*Work required*.
From the records below, pull each line that has "screenshot".

*Collection entries*.

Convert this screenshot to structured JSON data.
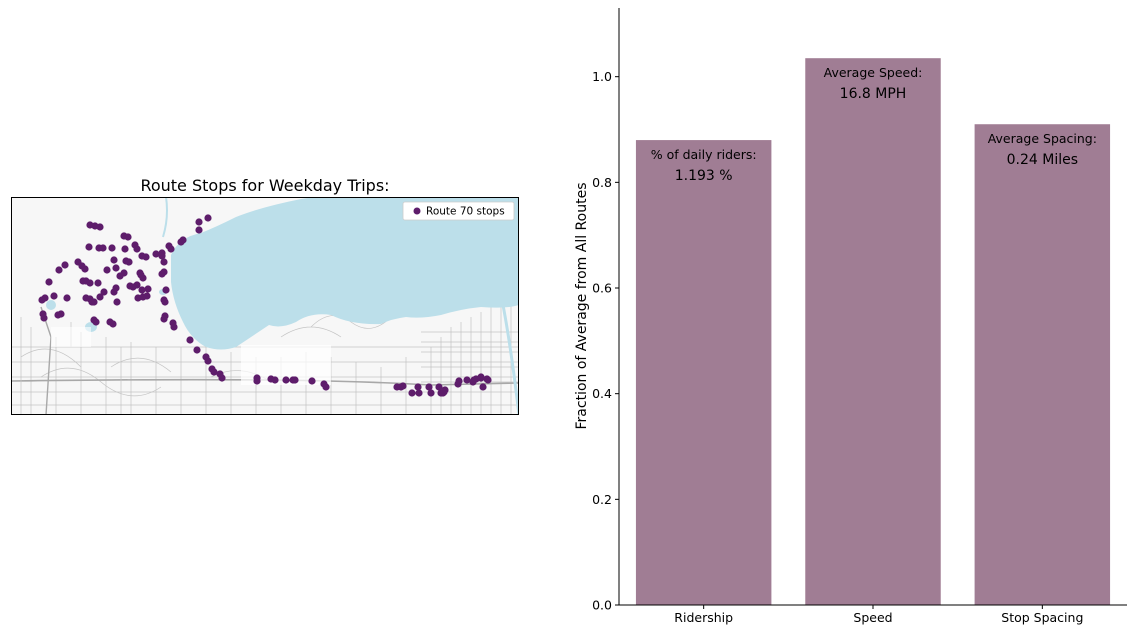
{
  "map": {
    "title": "Route Stops for Weekday Trips:",
    "legend_label": "Route 70 stops",
    "stop_color": "#5e1d6b",
    "water_color": "#bcdfea",
    "street_color": "#c4c4c4"
  },
  "chart_data": {
    "type": "bar",
    "categories": [
      "Ridership",
      "Speed",
      "Stop Spacing"
    ],
    "values": [
      0.88,
      1.035,
      0.91
    ],
    "ylabel": "Fraction of Average from All Routes",
    "xlabel": "",
    "ylim": [
      0,
      1.13
    ],
    "yticks": [
      0.0,
      0.2,
      0.4,
      0.6,
      0.8,
      1.0
    ],
    "ytick_labels": [
      "0.0",
      "0.2",
      "0.4",
      "0.6",
      "0.8",
      "1.0"
    ],
    "bar_color": "#a07d94",
    "annotations": [
      {
        "label": "% of daily riders:",
        "value": "1.193 %"
      },
      {
        "label": "Average Speed:",
        "value": "16.8 MPH"
      },
      {
        "label": "Average Spacing:",
        "value": "0.24 Miles"
      }
    ],
    "grid": false,
    "legend": "none"
  }
}
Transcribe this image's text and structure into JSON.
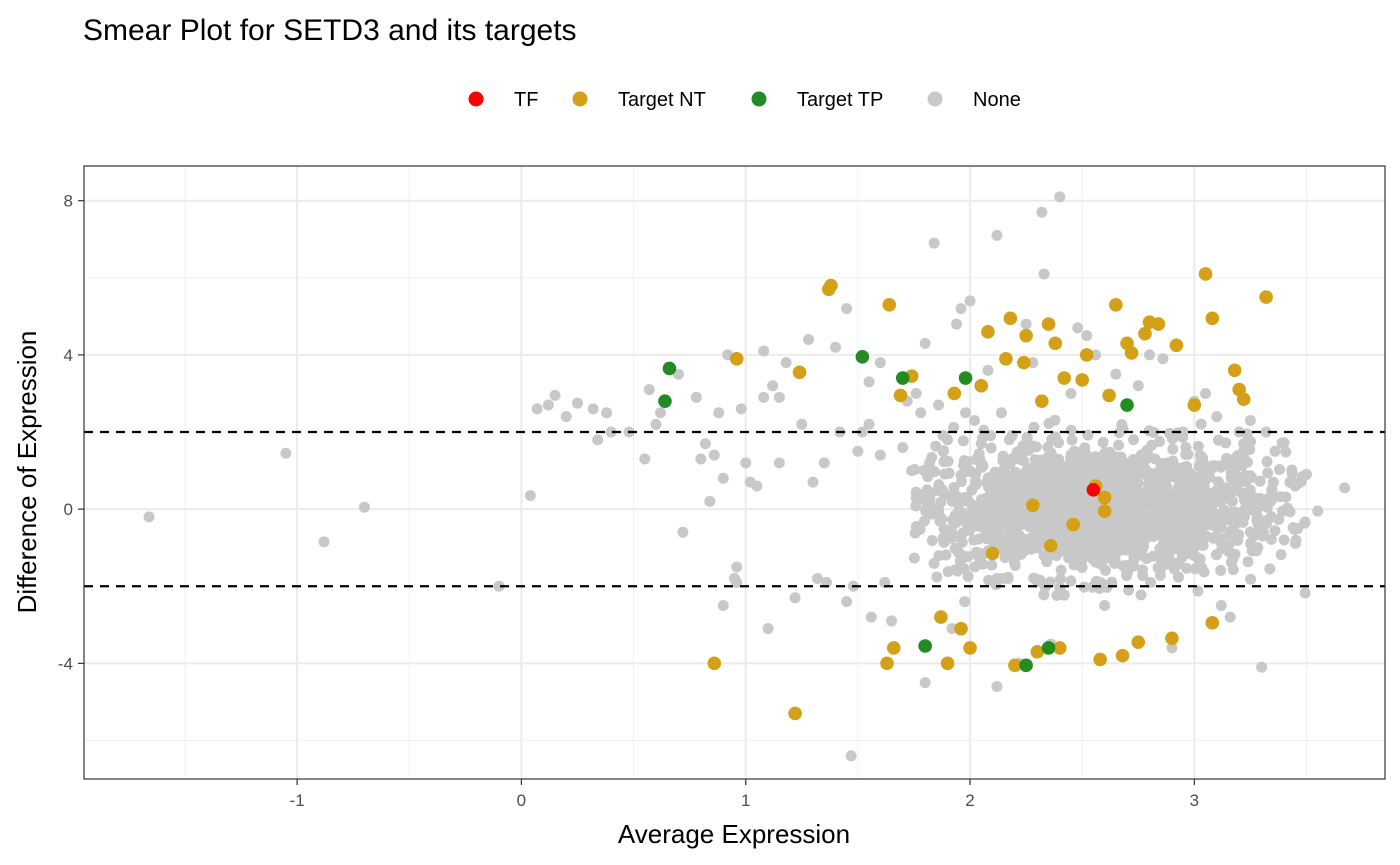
{
  "chart_data": {
    "type": "scatter",
    "title": "Smear Plot for SETD3 and its targets",
    "xlabel": "Average Expression",
    "ylabel": "Difference of Expression",
    "xlim": [
      -1.95,
      3.85
    ],
    "ylim": [
      -7.0,
      8.9
    ],
    "x_ticks": [
      -1,
      0,
      1,
      2,
      3
    ],
    "x_tick_labels": [
      "-1",
      "0",
      "1",
      "2",
      "3"
    ],
    "y_ticks": [
      -4,
      0,
      4,
      8
    ],
    "y_tick_labels": [
      "-4",
      "0",
      "4",
      "8"
    ],
    "grid": true,
    "legend_position": "top",
    "threshold_lines": [
      2,
      -2
    ],
    "legend": [
      {
        "label": "TF",
        "color": "#ff0000"
      },
      {
        "label": "Target NT",
        "color": "#d4a017"
      },
      {
        "label": "Target TP",
        "color": "#228b22"
      },
      {
        "label": "None",
        "color": "#c8c8c8"
      }
    ],
    "series": [
      {
        "name": "None",
        "color": "#c8c8c8",
        "points": [
          [
            -1.66,
            -0.2
          ],
          [
            -1.05,
            1.45
          ],
          [
            -0.88,
            -0.85
          ],
          [
            -0.7,
            0.05
          ],
          [
            -0.1,
            -2.0
          ],
          [
            0.04,
            0.35
          ],
          [
            0.07,
            2.6
          ],
          [
            0.12,
            2.7
          ],
          [
            0.15,
            2.95
          ],
          [
            0.2,
            2.4
          ],
          [
            0.25,
            2.75
          ],
          [
            0.32,
            2.6
          ],
          [
            0.34,
            1.8
          ],
          [
            0.38,
            2.5
          ],
          [
            0.4,
            2.0
          ],
          [
            0.48,
            2.0
          ],
          [
            0.55,
            1.3
          ],
          [
            0.57,
            3.1
          ],
          [
            0.6,
            2.2
          ],
          [
            0.62,
            2.5
          ],
          [
            0.7,
            3.5
          ],
          [
            0.72,
            -0.6
          ],
          [
            0.78,
            2.9
          ],
          [
            0.8,
            1.3
          ],
          [
            0.82,
            1.7
          ],
          [
            0.84,
            0.2
          ],
          [
            0.86,
            1.4
          ],
          [
            0.88,
            2.5
          ],
          [
            0.9,
            0.8
          ],
          [
            0.9,
            -2.5
          ],
          [
            0.92,
            4.0
          ],
          [
            0.95,
            -1.8
          ],
          [
            0.96,
            -1.5
          ],
          [
            0.96,
            -1.9
          ],
          [
            0.98,
            2.6
          ],
          [
            1.0,
            1.2
          ],
          [
            1.02,
            0.7
          ],
          [
            1.05,
            0.6
          ],
          [
            1.08,
            4.1
          ],
          [
            1.08,
            2.9
          ],
          [
            1.1,
            -3.1
          ],
          [
            1.12,
            3.2
          ],
          [
            1.15,
            2.9
          ],
          [
            1.15,
            1.2
          ],
          [
            1.18,
            3.8
          ],
          [
            1.22,
            -2.3
          ],
          [
            1.25,
            2.2
          ],
          [
            1.28,
            4.4
          ],
          [
            1.3,
            0.7
          ],
          [
            1.32,
            -1.8
          ],
          [
            1.35,
            1.2
          ],
          [
            1.36,
            -1.9
          ],
          [
            1.4,
            4.2
          ],
          [
            1.42,
            2.0
          ],
          [
            1.45,
            5.2
          ],
          [
            1.45,
            -2.4
          ],
          [
            1.47,
            -6.4
          ],
          [
            1.48,
            -2.0
          ],
          [
            1.5,
            1.5
          ],
          [
            1.52,
            2.0
          ],
          [
            1.55,
            3.3
          ],
          [
            1.55,
            2.2
          ],
          [
            1.56,
            -2.8
          ],
          [
            1.6,
            1.4
          ],
          [
            1.6,
            3.8
          ],
          [
            1.62,
            -1.9
          ],
          [
            1.65,
            -2.9
          ],
          [
            1.7,
            1.6
          ],
          [
            1.72,
            2.8
          ],
          [
            1.74,
            1.0
          ],
          [
            1.76,
            3.0
          ],
          [
            1.78,
            2.5
          ],
          [
            1.8,
            4.3
          ],
          [
            1.8,
            -4.5
          ],
          [
            1.82,
            1.2
          ],
          [
            1.84,
            6.9
          ],
          [
            1.86,
            2.7
          ],
          [
            1.88,
            1.5
          ],
          [
            1.9,
            1.8
          ],
          [
            1.92,
            -3.1
          ],
          [
            1.94,
            4.8
          ],
          [
            1.96,
            5.2
          ],
          [
            1.98,
            2.5
          ],
          [
            2.0,
            5.4
          ],
          [
            2.02,
            2.3
          ],
          [
            2.05,
            1.7
          ],
          [
            2.08,
            3.6
          ],
          [
            2.12,
            7.1
          ],
          [
            2.12,
            -4.6
          ],
          [
            2.14,
            2.5
          ],
          [
            2.18,
            1.2
          ],
          [
            2.22,
            -4.0
          ],
          [
            2.25,
            4.8
          ],
          [
            2.28,
            3.8
          ],
          [
            2.32,
            7.7
          ],
          [
            2.33,
            6.1
          ],
          [
            2.36,
            -3.5
          ],
          [
            2.4,
            8.1
          ],
          [
            2.45,
            3.0
          ],
          [
            2.48,
            4.7
          ],
          [
            2.52,
            4.5
          ],
          [
            2.56,
            4.0
          ],
          [
            2.6,
            -2.5
          ],
          [
            2.65,
            3.5
          ],
          [
            2.7,
            4.3
          ],
          [
            2.75,
            3.2
          ],
          [
            2.8,
            4.0
          ],
          [
            2.86,
            3.9
          ],
          [
            2.9,
            -3.6
          ],
          [
            2.95,
            2.0
          ],
          [
            3.0,
            2.8
          ],
          [
            3.05,
            3.0
          ],
          [
            3.1,
            2.4
          ],
          [
            3.12,
            -2.5
          ],
          [
            3.16,
            -2.8
          ],
          [
            3.2,
            2.0
          ],
          [
            3.22,
            1.7
          ],
          [
            3.25,
            2.3
          ],
          [
            3.3,
            -4.1
          ],
          [
            3.32,
            2.0
          ],
          [
            3.36,
            1.5
          ],
          [
            3.4,
            -0.8
          ],
          [
            3.45,
            0.6
          ],
          [
            3.5,
            0.9
          ],
          [
            3.55,
            -0.05
          ],
          [
            3.67,
            0.55
          ]
        ]
      },
      {
        "name": "Target NT",
        "color": "#d4a017",
        "points": [
          [
            0.86,
            -4.0
          ],
          [
            0.96,
            3.9
          ],
          [
            1.22,
            -5.3
          ],
          [
            1.24,
            3.55
          ],
          [
            1.37,
            5.7
          ],
          [
            1.38,
            5.8
          ],
          [
            1.63,
            -4.0
          ],
          [
            1.64,
            5.3
          ],
          [
            1.66,
            -3.6
          ],
          [
            1.69,
            2.95
          ],
          [
            1.74,
            3.45
          ],
          [
            1.87,
            -2.8
          ],
          [
            1.9,
            -4.0
          ],
          [
            1.93,
            3.0
          ],
          [
            1.96,
            -3.1
          ],
          [
            2.0,
            -3.6
          ],
          [
            2.05,
            3.2
          ],
          [
            2.08,
            4.6
          ],
          [
            2.1,
            -1.15
          ],
          [
            2.16,
            3.9
          ],
          [
            2.18,
            4.95
          ],
          [
            2.2,
            -4.05
          ],
          [
            2.24,
            3.8
          ],
          [
            2.25,
            4.5
          ],
          [
            2.28,
            0.1
          ],
          [
            2.3,
            -3.7
          ],
          [
            2.32,
            2.8
          ],
          [
            2.35,
            4.8
          ],
          [
            2.36,
            -0.95
          ],
          [
            2.38,
            4.3
          ],
          [
            2.4,
            -3.6
          ],
          [
            2.42,
            3.4
          ],
          [
            2.46,
            -0.4
          ],
          [
            2.5,
            3.35
          ],
          [
            2.52,
            4.0
          ],
          [
            2.56,
            0.6
          ],
          [
            2.58,
            -3.9
          ],
          [
            2.6,
            -0.05
          ],
          [
            2.6,
            0.3
          ],
          [
            2.62,
            2.95
          ],
          [
            2.65,
            5.3
          ],
          [
            2.68,
            -3.8
          ],
          [
            2.7,
            4.3
          ],
          [
            2.72,
            4.05
          ],
          [
            2.75,
            -3.45
          ],
          [
            2.78,
            4.55
          ],
          [
            2.8,
            4.85
          ],
          [
            2.84,
            4.8
          ],
          [
            2.9,
            -3.35
          ],
          [
            2.92,
            4.25
          ],
          [
            3.0,
            2.7
          ],
          [
            3.05,
            6.1
          ],
          [
            3.08,
            -2.95
          ],
          [
            3.08,
            4.95
          ],
          [
            3.18,
            3.6
          ],
          [
            3.2,
            3.1
          ],
          [
            3.22,
            2.85
          ],
          [
            3.32,
            5.5
          ]
        ]
      },
      {
        "name": "Target TP",
        "color": "#228b22",
        "points": [
          [
            0.64,
            2.8
          ],
          [
            0.66,
            3.65
          ],
          [
            1.52,
            3.95
          ],
          [
            1.7,
            3.4
          ],
          [
            1.8,
            -3.55
          ],
          [
            1.98,
            3.4
          ],
          [
            2.25,
            -4.05
          ],
          [
            2.35,
            -3.6
          ],
          [
            2.7,
            2.7
          ]
        ]
      },
      {
        "name": "TF",
        "color": "#ff0000",
        "points": [
          [
            2.55,
            0.5
          ]
        ]
      }
    ]
  }
}
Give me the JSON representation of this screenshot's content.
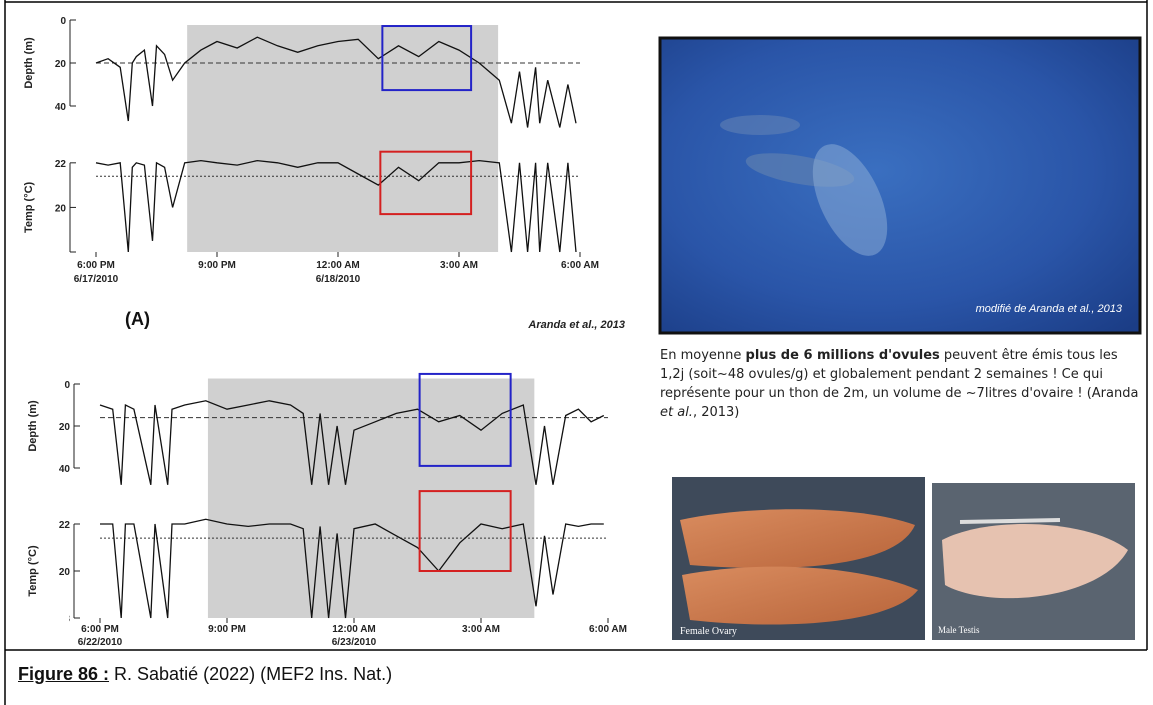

*Answer to this problem*.
Convert this screenshot to structured JSON data.
Give me the JSON representation of this screenshot's content.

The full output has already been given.